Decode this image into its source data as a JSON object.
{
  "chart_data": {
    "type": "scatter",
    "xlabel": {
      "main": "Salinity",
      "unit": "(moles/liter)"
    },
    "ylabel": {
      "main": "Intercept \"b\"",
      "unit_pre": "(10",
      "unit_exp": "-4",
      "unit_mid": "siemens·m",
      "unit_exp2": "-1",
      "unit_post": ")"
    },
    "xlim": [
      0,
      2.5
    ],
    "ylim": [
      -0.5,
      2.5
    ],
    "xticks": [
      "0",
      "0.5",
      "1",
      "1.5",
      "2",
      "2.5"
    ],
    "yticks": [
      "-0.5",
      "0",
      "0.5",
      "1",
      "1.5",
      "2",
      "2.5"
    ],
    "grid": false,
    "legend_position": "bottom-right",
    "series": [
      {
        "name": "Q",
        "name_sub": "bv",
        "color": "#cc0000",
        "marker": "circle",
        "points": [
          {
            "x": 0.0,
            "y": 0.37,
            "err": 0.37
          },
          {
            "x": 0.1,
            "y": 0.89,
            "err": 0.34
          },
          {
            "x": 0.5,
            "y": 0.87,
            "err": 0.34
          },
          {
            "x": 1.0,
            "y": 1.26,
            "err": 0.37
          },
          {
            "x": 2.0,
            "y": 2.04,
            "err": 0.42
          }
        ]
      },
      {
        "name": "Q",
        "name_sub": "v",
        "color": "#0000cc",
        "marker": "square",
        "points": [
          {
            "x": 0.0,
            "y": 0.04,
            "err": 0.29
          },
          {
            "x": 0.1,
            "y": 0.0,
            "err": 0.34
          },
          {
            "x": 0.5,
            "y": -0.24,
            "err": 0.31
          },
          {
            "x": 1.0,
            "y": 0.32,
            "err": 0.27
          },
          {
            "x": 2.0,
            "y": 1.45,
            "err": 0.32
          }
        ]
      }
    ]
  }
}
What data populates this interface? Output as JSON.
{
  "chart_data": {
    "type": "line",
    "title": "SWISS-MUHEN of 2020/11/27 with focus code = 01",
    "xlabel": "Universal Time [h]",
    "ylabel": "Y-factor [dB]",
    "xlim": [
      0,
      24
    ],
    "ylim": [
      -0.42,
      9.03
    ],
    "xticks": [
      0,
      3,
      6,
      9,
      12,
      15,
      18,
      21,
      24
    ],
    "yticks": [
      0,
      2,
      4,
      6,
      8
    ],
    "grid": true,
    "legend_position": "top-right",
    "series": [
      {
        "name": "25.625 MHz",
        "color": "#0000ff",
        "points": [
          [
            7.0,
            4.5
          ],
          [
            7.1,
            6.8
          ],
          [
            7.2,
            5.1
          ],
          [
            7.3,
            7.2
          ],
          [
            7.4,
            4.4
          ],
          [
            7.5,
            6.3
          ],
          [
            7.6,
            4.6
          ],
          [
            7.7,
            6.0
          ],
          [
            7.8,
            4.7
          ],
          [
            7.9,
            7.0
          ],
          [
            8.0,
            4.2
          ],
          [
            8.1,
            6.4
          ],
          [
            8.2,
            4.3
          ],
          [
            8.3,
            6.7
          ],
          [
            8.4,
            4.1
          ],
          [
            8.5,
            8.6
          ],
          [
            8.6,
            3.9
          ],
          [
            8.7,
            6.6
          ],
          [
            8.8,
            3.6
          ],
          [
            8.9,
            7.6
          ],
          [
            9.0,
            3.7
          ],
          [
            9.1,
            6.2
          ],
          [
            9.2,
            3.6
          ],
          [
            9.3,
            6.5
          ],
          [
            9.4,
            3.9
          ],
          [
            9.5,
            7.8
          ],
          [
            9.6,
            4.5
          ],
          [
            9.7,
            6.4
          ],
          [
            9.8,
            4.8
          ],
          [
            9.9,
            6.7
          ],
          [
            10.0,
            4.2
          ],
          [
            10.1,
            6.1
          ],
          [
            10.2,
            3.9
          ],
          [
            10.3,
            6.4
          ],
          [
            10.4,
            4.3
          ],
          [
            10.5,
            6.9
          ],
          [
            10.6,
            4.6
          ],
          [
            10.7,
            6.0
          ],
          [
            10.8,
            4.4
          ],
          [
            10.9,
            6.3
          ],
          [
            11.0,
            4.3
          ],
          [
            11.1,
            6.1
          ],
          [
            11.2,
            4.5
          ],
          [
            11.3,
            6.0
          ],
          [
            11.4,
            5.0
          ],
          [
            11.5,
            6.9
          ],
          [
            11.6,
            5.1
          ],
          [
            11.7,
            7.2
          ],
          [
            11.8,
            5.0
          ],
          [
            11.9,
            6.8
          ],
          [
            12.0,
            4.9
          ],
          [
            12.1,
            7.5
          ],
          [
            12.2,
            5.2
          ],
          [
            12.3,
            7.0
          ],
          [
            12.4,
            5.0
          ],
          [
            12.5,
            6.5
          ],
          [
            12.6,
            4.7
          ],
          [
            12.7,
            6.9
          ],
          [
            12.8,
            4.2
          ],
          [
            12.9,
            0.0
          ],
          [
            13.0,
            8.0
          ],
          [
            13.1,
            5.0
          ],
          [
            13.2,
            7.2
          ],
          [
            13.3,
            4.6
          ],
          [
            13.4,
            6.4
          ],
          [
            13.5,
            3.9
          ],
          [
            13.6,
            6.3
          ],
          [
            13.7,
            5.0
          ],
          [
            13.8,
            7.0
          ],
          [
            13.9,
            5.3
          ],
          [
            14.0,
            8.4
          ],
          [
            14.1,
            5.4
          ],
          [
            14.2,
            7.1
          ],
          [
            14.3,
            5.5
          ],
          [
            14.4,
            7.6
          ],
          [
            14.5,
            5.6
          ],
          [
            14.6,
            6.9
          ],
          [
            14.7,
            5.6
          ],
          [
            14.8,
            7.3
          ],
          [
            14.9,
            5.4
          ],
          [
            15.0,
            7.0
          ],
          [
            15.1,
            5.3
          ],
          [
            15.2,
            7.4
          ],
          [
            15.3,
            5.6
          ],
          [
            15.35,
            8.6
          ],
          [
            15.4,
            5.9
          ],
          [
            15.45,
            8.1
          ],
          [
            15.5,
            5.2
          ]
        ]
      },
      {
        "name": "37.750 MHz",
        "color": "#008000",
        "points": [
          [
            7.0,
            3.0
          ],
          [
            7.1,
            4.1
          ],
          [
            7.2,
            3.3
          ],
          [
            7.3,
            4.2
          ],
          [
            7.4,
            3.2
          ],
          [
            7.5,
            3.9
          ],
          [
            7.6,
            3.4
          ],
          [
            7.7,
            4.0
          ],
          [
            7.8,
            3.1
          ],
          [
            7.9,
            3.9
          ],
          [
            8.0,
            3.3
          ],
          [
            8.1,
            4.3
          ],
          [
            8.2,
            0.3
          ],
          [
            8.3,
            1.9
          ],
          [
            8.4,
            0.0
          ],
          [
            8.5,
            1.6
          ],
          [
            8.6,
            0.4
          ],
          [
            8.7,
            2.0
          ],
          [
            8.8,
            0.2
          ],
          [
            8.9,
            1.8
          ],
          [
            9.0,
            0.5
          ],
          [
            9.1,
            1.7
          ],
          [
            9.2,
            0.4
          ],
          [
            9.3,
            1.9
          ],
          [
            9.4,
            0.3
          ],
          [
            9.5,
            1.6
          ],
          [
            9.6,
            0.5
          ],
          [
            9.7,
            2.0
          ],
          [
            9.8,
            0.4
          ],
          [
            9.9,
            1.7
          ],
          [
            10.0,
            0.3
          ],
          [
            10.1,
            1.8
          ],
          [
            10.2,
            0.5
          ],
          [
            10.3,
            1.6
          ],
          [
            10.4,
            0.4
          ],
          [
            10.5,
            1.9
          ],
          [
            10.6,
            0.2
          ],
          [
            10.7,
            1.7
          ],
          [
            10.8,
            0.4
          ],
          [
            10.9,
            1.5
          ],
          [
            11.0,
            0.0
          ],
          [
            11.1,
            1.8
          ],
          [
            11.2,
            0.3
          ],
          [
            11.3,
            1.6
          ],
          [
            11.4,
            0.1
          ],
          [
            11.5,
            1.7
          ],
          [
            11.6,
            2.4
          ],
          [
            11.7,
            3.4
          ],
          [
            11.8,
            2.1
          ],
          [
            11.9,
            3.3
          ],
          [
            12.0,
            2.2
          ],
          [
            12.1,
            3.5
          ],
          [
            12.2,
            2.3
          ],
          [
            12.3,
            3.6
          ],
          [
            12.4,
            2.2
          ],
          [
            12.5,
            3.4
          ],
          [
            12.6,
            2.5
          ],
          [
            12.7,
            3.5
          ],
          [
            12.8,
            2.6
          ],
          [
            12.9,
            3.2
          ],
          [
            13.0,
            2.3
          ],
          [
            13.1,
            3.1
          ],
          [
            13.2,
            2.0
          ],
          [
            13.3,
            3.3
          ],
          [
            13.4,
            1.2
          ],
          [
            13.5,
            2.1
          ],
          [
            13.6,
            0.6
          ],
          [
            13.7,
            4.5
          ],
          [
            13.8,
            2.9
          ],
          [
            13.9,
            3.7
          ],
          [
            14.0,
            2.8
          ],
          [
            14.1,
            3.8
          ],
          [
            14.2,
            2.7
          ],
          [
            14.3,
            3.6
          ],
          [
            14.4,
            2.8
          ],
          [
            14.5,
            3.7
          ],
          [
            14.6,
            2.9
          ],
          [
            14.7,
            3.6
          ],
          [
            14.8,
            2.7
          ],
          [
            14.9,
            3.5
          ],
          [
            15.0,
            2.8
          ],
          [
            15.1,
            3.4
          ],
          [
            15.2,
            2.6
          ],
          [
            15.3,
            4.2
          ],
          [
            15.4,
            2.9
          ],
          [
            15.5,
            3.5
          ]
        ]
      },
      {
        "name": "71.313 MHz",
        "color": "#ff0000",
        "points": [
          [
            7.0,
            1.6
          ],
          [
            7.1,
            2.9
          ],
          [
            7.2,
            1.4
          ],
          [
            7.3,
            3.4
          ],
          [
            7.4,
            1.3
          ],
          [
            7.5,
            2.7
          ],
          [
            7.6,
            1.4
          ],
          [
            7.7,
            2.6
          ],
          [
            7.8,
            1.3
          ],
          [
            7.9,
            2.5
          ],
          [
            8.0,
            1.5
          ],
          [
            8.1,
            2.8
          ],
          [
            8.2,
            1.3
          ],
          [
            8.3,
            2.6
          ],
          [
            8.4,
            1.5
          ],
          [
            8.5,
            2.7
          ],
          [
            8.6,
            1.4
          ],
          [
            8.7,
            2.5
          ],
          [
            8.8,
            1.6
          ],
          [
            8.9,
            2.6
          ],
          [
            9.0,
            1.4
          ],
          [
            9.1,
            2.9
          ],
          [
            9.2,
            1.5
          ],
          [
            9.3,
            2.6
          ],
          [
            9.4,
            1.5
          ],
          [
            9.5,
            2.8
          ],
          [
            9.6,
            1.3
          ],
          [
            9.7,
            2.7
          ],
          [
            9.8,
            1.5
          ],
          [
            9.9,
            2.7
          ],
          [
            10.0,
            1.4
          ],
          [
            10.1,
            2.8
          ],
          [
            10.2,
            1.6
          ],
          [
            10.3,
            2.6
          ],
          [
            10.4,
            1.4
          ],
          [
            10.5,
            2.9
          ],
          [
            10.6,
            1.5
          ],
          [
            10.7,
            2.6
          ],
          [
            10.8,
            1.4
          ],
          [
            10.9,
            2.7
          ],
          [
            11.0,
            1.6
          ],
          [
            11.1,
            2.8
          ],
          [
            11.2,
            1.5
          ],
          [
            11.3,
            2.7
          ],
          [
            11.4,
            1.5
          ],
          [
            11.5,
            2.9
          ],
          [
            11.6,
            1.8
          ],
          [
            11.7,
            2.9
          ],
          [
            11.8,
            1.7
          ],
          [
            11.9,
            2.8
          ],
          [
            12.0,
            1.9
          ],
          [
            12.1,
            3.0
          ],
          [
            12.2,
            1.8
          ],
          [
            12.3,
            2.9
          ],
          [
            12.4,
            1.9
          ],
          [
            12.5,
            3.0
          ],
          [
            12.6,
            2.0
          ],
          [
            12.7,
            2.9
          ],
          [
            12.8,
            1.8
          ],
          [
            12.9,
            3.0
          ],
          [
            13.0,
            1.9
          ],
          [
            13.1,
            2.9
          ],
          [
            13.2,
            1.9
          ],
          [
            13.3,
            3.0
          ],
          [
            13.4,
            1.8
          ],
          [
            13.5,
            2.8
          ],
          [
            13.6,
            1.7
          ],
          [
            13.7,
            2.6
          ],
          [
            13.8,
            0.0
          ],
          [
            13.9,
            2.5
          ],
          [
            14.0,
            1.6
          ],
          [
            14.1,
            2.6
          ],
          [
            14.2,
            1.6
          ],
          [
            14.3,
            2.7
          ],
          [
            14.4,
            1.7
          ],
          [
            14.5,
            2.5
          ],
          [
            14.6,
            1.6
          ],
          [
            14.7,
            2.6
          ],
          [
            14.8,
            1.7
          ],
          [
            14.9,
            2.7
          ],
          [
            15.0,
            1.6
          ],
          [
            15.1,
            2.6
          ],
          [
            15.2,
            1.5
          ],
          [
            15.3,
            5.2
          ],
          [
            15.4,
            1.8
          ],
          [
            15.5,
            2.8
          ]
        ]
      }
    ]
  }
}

TASK PROMPT →
All lines of the data above that include the word "JSON" must be shown.

IN RESPONSE →
Decode this image into its source data as a JSON object.
What data populates this interface? Output as JSON.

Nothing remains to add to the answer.